Return each line of the data below verbatim, in its original order, and leave out the pictures.

→ **THE DATA**:
/---

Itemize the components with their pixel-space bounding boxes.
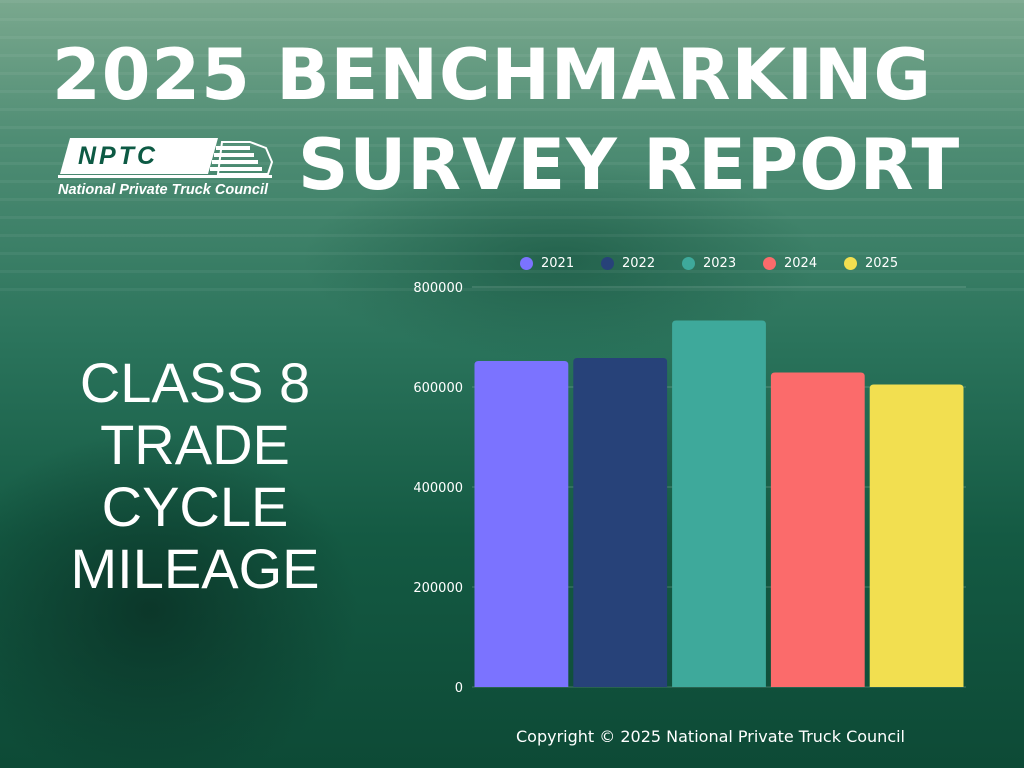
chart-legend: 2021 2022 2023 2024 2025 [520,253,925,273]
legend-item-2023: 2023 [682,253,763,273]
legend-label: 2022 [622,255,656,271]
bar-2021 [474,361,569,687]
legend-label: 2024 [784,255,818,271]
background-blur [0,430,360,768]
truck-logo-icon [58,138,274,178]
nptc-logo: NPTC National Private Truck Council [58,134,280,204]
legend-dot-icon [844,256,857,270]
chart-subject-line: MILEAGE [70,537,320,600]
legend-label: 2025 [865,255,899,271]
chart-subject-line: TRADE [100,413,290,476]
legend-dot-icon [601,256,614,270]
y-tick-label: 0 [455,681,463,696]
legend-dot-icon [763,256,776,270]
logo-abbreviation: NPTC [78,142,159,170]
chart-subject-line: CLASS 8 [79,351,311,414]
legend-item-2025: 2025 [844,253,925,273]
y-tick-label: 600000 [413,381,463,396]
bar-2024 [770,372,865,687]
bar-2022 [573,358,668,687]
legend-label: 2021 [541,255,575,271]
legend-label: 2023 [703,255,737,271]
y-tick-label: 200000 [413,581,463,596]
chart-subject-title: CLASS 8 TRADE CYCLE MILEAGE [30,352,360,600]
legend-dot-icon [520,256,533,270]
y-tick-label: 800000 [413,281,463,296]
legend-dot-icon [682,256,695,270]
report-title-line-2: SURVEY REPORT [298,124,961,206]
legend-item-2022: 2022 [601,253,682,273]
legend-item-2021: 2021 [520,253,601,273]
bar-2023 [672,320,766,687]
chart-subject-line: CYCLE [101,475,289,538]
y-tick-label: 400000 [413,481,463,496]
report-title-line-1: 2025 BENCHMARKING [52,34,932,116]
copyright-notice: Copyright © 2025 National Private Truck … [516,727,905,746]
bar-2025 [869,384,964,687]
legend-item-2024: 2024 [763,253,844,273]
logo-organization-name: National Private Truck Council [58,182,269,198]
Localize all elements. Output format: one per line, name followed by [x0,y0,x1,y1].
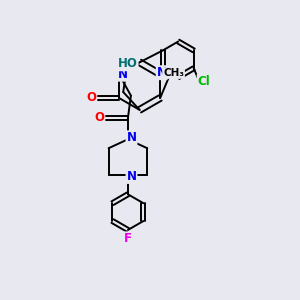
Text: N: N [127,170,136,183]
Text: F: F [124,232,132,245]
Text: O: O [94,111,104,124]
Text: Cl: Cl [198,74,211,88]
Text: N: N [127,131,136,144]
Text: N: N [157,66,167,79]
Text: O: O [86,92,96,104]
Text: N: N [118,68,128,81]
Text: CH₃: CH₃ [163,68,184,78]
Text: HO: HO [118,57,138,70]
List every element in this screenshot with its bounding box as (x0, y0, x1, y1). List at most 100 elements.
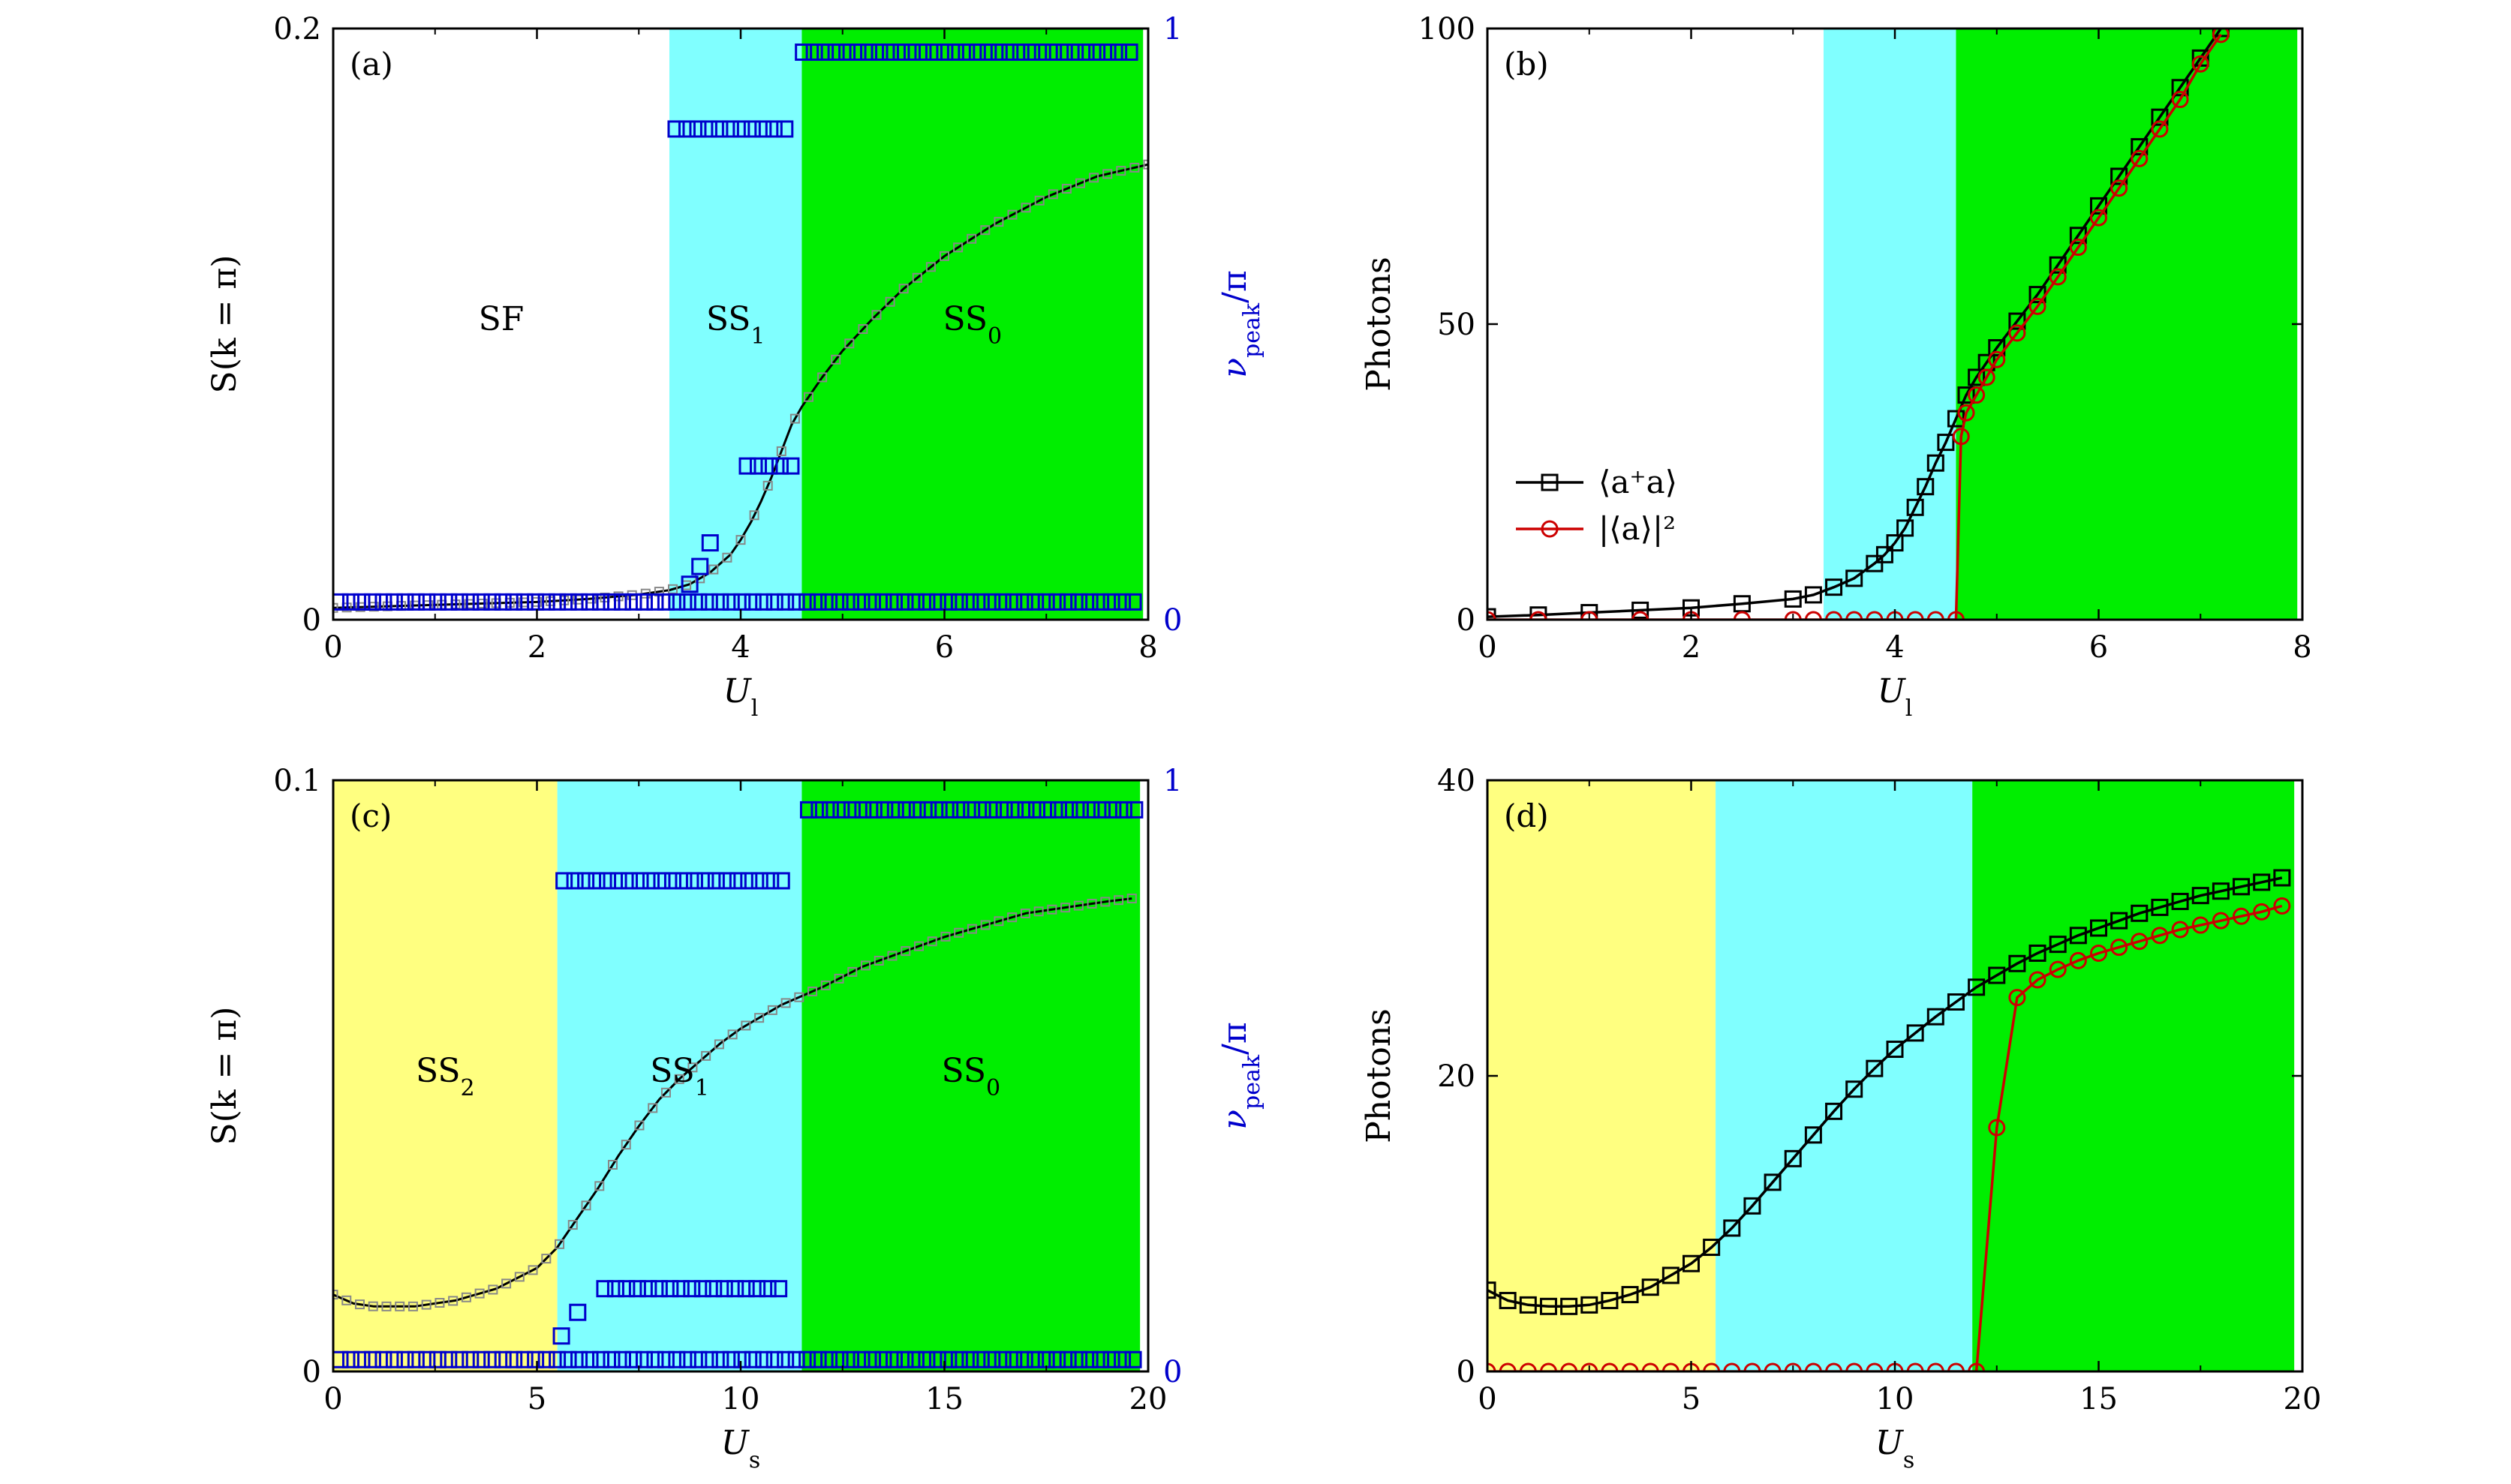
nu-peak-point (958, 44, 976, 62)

\---

→ **WRITTEN ANSWER**:
Itemize the components with their pixel-space bounding boxes.
chart-legend: 2021 2022 2023 2024 2025 [520,253,925,273]
legend-item-2023: 2023 [682,253,763,273]
legend-label: 2022 [622,255,656,271]
bar-2021 [474,361,569,687]
legend-label: 2024 [784,255,818,271]
background-blur [0,430,360,768]
truck-logo-icon [58,138,274,178]
nptc-logo: NPTC National Private Truck Council [58,134,280,204]
legend-dot-icon [844,256,857,270]
chart-subject-line: MILEAGE [70,537,320,600]
legend-label: 2025 [865,255,899,271]
chart-subject-line: TRADE [100,413,290,476]
legend-dot-icon [601,256,614,270]
y-tick-label: 0 [455,681,463,696]
legend-dot-icon [763,256,776,270]
logo-abbreviation: NPTC [78,142,159,170]
chart-subject-line: CLASS 8 [79,351,311,414]
legend-item-2025: 2025 [844,253,925,273]
y-tick-label: 600000 [413,381,463,396]
bar-2024 [770,372,865,687]
bar-2022 [573,358,668,687]
legend-label: 2021 [541,255,575,271]
legend-label: 2023 [703,255,737,271]
y-tick-label: 200000 [413,581,463,596]
chart-subject-title: CLASS 8 TRADE CYCLE MILEAGE [30,352,360,600]
legend-dot-icon [520,256,533,270]
y-tick-label: 800000 [413,281,463,296]
legend-dot-icon [682,256,695,270]
report-title-line-2: SURVEY REPORT [298,124,961,206]
legend-item-2022: 2022 [601,253,682,273]
legend-item-2021: 2021 [520,253,601,273]
bar-2023 [672,320,766,687]
chart-subject-line: CYCLE [101,475,289,538]
y-tick-label: 400000 [413,481,463,496]
report-title-line-1: 2025 BENCHMARKING [52,34,932,116]
copyright-notice: Copyright © 2025 National Private Truck … [516,727,905,746]
bar-2025 [869,384,964,687]
legend-item-2024: 2024 [763,253,844,273]
logo-organization-name: National Private Truck Council [58,182,269,198]
Localize all elements. Output format: one per line, name followed by [x0,y0,x1,y1].
Text: N: N [127,170,136,183]
Text: F: F [124,232,132,245]
Text: O: O [94,111,104,124]
Text: Cl: Cl [198,74,211,88]
Text: N: N [127,131,136,144]
Text: N: N [157,66,167,79]
Text: O: O [86,92,96,104]
Text: N: N [118,68,128,81]
Text: CH₃: CH₃ [163,68,184,78]
Text: HO: HO [118,57,138,70]
List every element in this screenshot with its bounding box as (x0, y0, x1, y1). List at most 100 elements.
nu-peak-point (958, 44, 976, 62)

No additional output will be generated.